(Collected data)
↓↓↓

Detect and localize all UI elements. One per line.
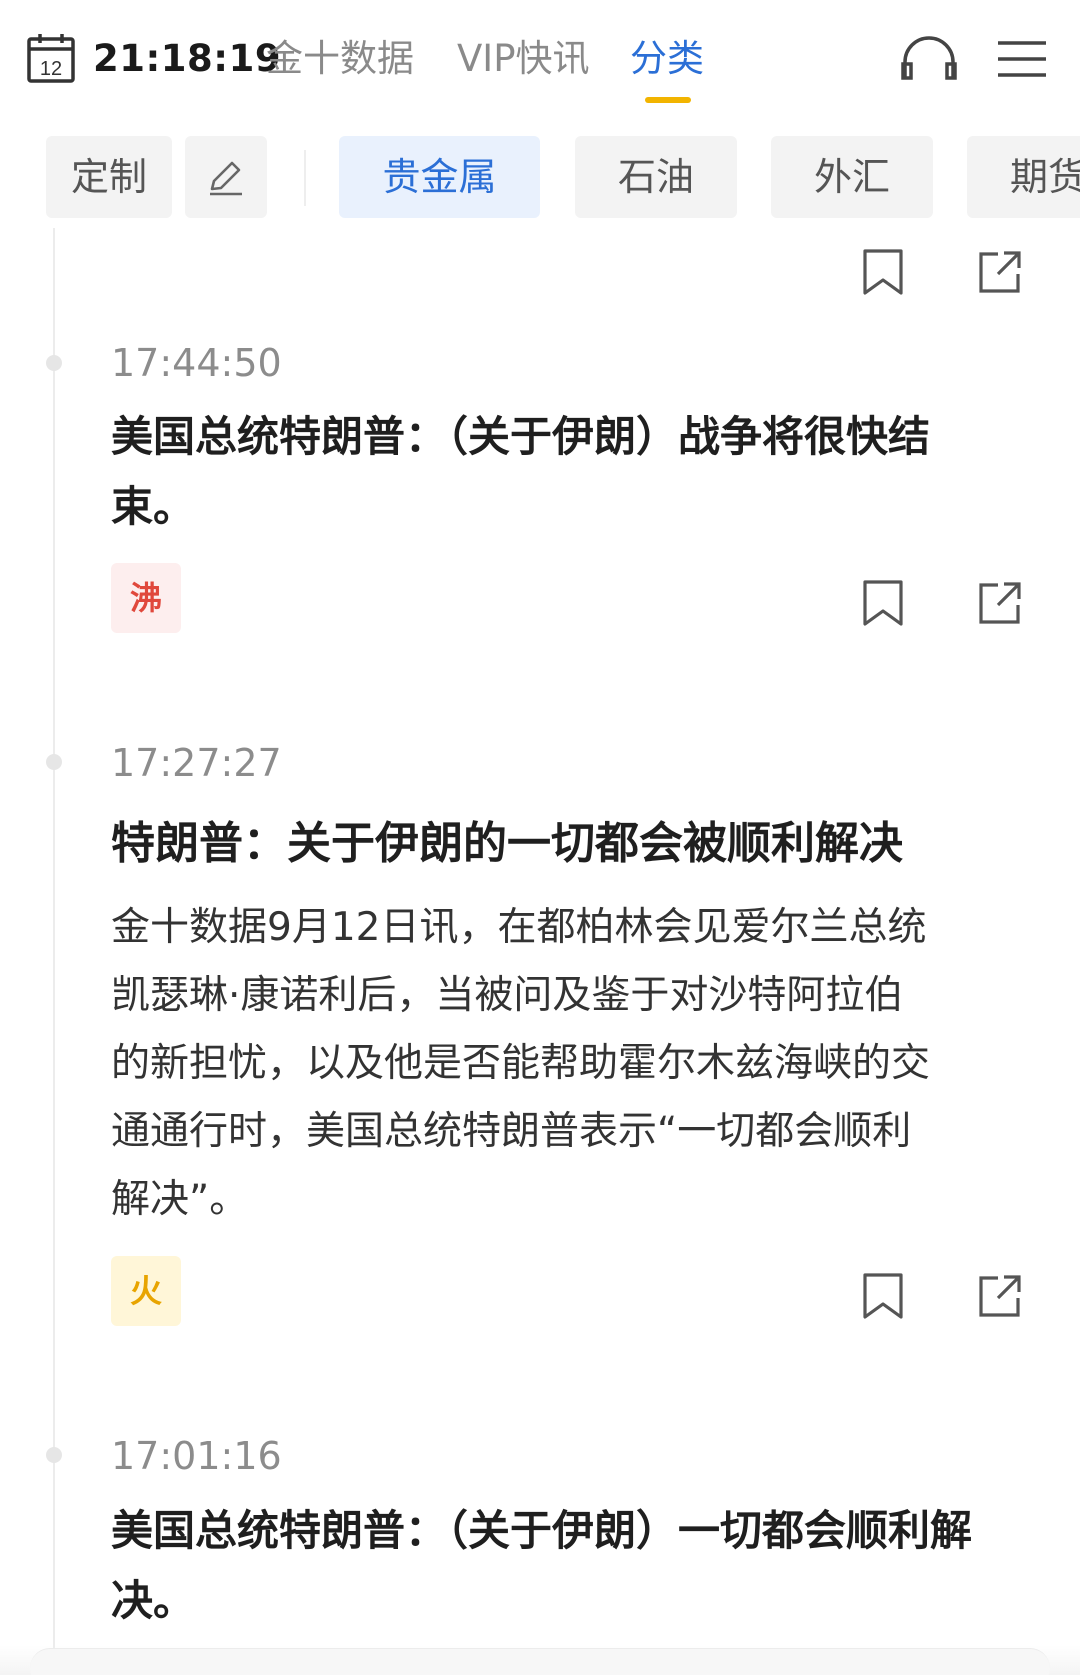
share-icon[interactable]	[978, 250, 1022, 298]
active-tab-indicator	[645, 97, 691, 103]
news-time: 17:27:27	[111, 741, 282, 785]
news-headline[interactable]: 美国总统特朗普：（关于伊朗）战争将很快结	[111, 402, 1021, 472]
tab-vip-news[interactable]: VIP快讯	[457, 34, 590, 84]
headphones-icon[interactable]	[900, 34, 958, 84]
chip-oil[interactable]: 石油	[575, 136, 737, 218]
bookmark-icon[interactable]	[862, 248, 904, 300]
news-body-line: 凯瑟琳·康诺利后，当被问及鉴于对沙特阿拉伯	[111, 973, 904, 1018]
news-headline[interactable]: 特朗普：关于伊朗的一切都会被顺利解决	[111, 809, 1021, 879]
top-header: 12 21:18:19 金十数据 VIP快讯 分类	[0, 0, 1080, 120]
share-icon[interactable]	[978, 1274, 1022, 1322]
menu-icon[interactable]	[998, 40, 1046, 82]
custom-chip[interactable]: 定制	[46, 136, 172, 218]
chip-divider	[304, 150, 306, 206]
tab-jin10-data[interactable]: 金十数据	[266, 34, 414, 84]
timeline-dot	[46, 355, 62, 371]
news-body-line: 金十数据9月12日讯，在都柏林会见爱尔兰总统	[111, 905, 927, 950]
category-bar: 定制 贵金属 石油 外汇 期货	[0, 136, 1080, 220]
current-time: 21:18:19	[93, 37, 282, 80]
share-icon[interactable]	[978, 581, 1022, 629]
timeline-dot	[46, 754, 62, 770]
news-headline-cont[interactable]: 决。	[111, 1566, 1021, 1636]
news-headline[interactable]: 美国总统特朗普：（关于伊朗）一切都会顺利解	[111, 1496, 1021, 1566]
tab-category[interactable]: 分类	[630, 34, 704, 84]
bookmark-icon[interactable]	[862, 1272, 904, 1324]
calendar-icon[interactable]: 12	[27, 33, 75, 83]
news-headline-cont[interactable]: 束。	[111, 472, 1021, 542]
fire-badge: 火	[111, 1256, 181, 1326]
news-body-line: 通通行时，美国总统特朗普表示“一切都会顺利	[111, 1109, 912, 1154]
hot-badge: 沸	[111, 563, 181, 633]
calendar-day: 12	[40, 58, 62, 80]
chip-futures[interactable]: 期货	[967, 136, 1080, 218]
news-body-line: 的新担忧，以及他是否能帮助霍尔木兹海峡的交	[111, 1041, 931, 1086]
chip-precious-metals[interactable]: 贵金属	[339, 136, 540, 218]
edit-categories-button[interactable]	[185, 136, 267, 218]
news-body-line: 解决”。	[111, 1177, 249, 1222]
bookmark-icon[interactable]	[862, 579, 904, 631]
pencil-icon	[210, 161, 242, 196]
bottom-bar	[30, 1648, 1050, 1675]
timeline-dot	[46, 1447, 62, 1463]
chip-forex[interactable]: 外汇	[771, 136, 933, 218]
news-time: 17:01:16	[111, 1434, 282, 1478]
news-time: 17:44:50	[111, 341, 282, 385]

↑↑↑

EXERCISE GOAL —
Write out every row above without changing anything, and leave the pictures out.

RESULT FOR THIS TASK —
Detect and localize all UI elements. One per line.
share-icon[interactable]	[978, 250, 1022, 298]
active-tab-indicator	[645, 97, 691, 103]
news-time: 17:27:27	[111, 741, 282, 785]
news-headline[interactable]: 美国总统特朗普：（关于伊朗）战争将很快结	[111, 402, 1021, 472]
tab-vip-news[interactable]: VIP快讯	[457, 34, 590, 84]
headphones-icon[interactable]	[900, 34, 958, 84]
chip-oil[interactable]: 石油	[575, 136, 737, 218]
bookmark-icon[interactable]	[862, 248, 904, 300]
news-body-line: 凯瑟琳·康诺利后，当被问及鉴于对沙特阿拉伯	[111, 973, 904, 1018]
news-headline[interactable]: 特朗普：关于伊朗的一切都会被顺利解决	[111, 809, 1021, 879]
top-header: 12 21:18:19 金十数据 VIP快讯 分类	[0, 0, 1080, 120]
share-icon[interactable]	[978, 1274, 1022, 1322]
menu-icon[interactable]	[998, 40, 1046, 82]
custom-chip[interactable]: 定制	[46, 136, 172, 218]
chip-divider	[304, 150, 306, 206]
tab-jin10-data[interactable]: 金十数据	[266, 34, 414, 84]
timeline-dot	[46, 355, 62, 371]
news-body-line: 金十数据9月12日讯，在都柏林会见爱尔兰总统	[111, 905, 927, 950]
category-bar: 定制 贵金属 石油 外汇 期货	[0, 136, 1080, 220]
current-time: 21:18:19	[93, 37, 282, 80]
share-icon[interactable]	[978, 581, 1022, 629]
timeline-dot	[46, 754, 62, 770]
news-headline-cont[interactable]: 决。	[111, 1566, 1021, 1636]
news-headline[interactable]: 美国总统特朗普：（关于伊朗）一切都会顺利解	[111, 1496, 1021, 1566]
tab-category[interactable]: 分类	[630, 34, 704, 84]
bookmark-icon[interactable]	[862, 1272, 904, 1324]
calendar-icon[interactable]: 12	[27, 33, 75, 83]
news-headline-cont[interactable]: 束。	[111, 472, 1021, 542]
fire-badge: 火	[111, 1256, 181, 1326]
news-body-line: 通通行时，美国总统特朗普表示“一切都会顺利	[111, 1109, 912, 1154]
hot-badge: 沸	[111, 563, 181, 633]
calendar-day: 12	[40, 58, 62, 80]
chip-futures[interactable]: 期货	[967, 136, 1080, 218]
news-body-line: 的新担忧，以及他是否能帮助霍尔木兹海峡的交	[111, 1041, 931, 1086]
chip-precious-metals[interactable]: 贵金属	[339, 136, 540, 218]
edit-categories-button[interactable]	[185, 136, 267, 218]
news-body-line: 解决”。	[111, 1177, 249, 1222]
bookmark-icon[interactable]	[862, 579, 904, 631]
pencil-icon	[210, 161, 242, 196]
bottom-bar	[30, 1648, 1050, 1675]
timeline-dot	[46, 1447, 62, 1463]
chip-forex[interactable]: 外汇	[771, 136, 933, 218]
news-time: 17:01:16	[111, 1434, 282, 1478]
news-time: 17:44:50	[111, 341, 282, 385]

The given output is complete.